== Input for this task ==
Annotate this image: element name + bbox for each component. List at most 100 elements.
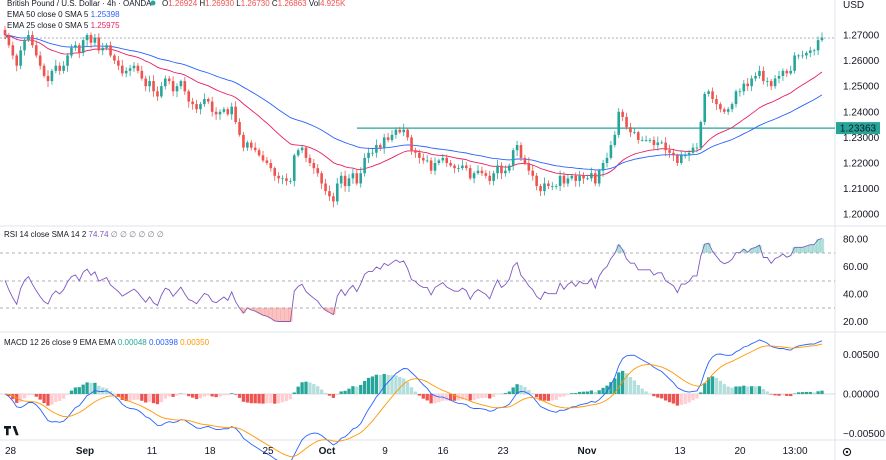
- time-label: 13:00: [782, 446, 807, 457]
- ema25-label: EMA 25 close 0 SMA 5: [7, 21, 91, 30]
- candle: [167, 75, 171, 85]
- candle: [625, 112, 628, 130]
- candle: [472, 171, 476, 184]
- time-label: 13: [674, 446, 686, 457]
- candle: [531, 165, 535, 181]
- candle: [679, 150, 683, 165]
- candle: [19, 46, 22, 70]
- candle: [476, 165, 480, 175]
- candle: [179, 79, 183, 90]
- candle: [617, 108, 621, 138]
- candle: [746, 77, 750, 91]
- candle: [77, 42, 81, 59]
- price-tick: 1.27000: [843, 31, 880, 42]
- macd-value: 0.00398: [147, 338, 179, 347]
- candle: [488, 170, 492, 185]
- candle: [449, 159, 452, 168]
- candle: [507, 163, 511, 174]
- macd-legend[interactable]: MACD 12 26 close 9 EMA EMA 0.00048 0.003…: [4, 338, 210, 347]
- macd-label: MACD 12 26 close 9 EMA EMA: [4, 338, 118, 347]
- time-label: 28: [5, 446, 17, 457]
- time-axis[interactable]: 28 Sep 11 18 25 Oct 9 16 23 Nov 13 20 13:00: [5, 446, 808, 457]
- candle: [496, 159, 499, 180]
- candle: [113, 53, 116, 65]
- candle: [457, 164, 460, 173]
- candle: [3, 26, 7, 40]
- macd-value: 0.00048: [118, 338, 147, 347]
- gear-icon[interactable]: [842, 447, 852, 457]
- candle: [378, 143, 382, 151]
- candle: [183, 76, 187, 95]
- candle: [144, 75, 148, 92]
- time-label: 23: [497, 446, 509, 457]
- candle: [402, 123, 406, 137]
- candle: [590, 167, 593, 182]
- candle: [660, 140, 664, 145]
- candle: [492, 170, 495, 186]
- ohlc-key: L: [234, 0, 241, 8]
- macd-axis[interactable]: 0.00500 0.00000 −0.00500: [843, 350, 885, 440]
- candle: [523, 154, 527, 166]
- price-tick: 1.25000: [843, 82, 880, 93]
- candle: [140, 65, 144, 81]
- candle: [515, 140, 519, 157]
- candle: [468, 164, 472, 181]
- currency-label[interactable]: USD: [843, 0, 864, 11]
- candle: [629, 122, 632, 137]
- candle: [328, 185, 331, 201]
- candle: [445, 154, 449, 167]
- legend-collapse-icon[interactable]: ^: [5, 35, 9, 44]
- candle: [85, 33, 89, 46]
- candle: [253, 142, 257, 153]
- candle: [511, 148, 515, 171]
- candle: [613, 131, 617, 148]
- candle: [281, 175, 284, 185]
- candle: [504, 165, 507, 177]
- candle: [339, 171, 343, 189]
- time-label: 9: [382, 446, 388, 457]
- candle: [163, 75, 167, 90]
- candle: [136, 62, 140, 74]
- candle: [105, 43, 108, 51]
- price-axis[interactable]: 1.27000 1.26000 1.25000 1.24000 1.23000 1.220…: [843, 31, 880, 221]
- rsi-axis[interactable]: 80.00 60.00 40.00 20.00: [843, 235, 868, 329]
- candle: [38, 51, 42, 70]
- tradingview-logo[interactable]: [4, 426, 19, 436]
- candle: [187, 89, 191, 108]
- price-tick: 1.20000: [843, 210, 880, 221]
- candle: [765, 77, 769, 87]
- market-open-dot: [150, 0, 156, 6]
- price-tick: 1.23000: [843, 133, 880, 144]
===
# [Set exercise]
Rewrite the rows from the line with "- time-label: 13:00: [782, 446, 807, 457]" to the line with "- candle: [492, 170, 495, 186]", changing "macd-value" to "macd-reading" and leaving everything else unchanged. Give only those lines.

# [Full output]
- time-label: 13:00: [782, 446, 807, 457]
- ema25-label: EMA 25 close 0 SMA 5: [7, 21, 91, 30]
- candle: [167, 75, 171, 85]
- candle: [625, 112, 628, 130]
- candle: [472, 171, 476, 184]
- time-label: 13: [674, 446, 686, 457]
- candle: [531, 165, 535, 181]
- candle: [679, 150, 683, 165]
- candle: [19, 46, 22, 70]
- candle: [476, 165, 480, 175]
- candle: [179, 79, 183, 90]
- candle: [617, 108, 621, 138]
- candle: [746, 77, 750, 91]
- candle: [77, 42, 81, 59]
- price-tick: 1.27000: [843, 31, 880, 42]
- macd-reading: 0.00398: [147, 338, 179, 347]
- candle: [488, 170, 492, 185]
- candle: [449, 159, 452, 168]
- candle: [507, 163, 511, 174]
- macd-legend[interactable]: MACD 12 26 close 9 EMA EMA 0.00048 0.003…: [4, 338, 210, 347]
- macd-label: MACD 12 26 close 9 EMA EMA: [4, 338, 118, 347]
- time-label: 28: [5, 446, 17, 457]
- time-axis[interactable]: 28 Sep 11 18 25 Oct 9 16 23 Nov 13 20 13:00: [5, 446, 808, 457]
- candle: [496, 159, 499, 180]
- candle: [113, 53, 116, 65]
- candle: [457, 164, 460, 173]
- candle: [3, 26, 7, 40]
- macd-reading: 0.00048: [118, 338, 147, 347]
- gear-icon[interactable]: [842, 447, 852, 457]
- candle: [378, 143, 382, 151]
- candle: [183, 76, 187, 95]
- candle: [144, 75, 148, 92]
- time-label: 23: [497, 446, 509, 457]
- candle: [402, 123, 406, 137]
- candle: [590, 167, 593, 182]
- candle: [660, 140, 664, 145]
- candle: [492, 170, 495, 186]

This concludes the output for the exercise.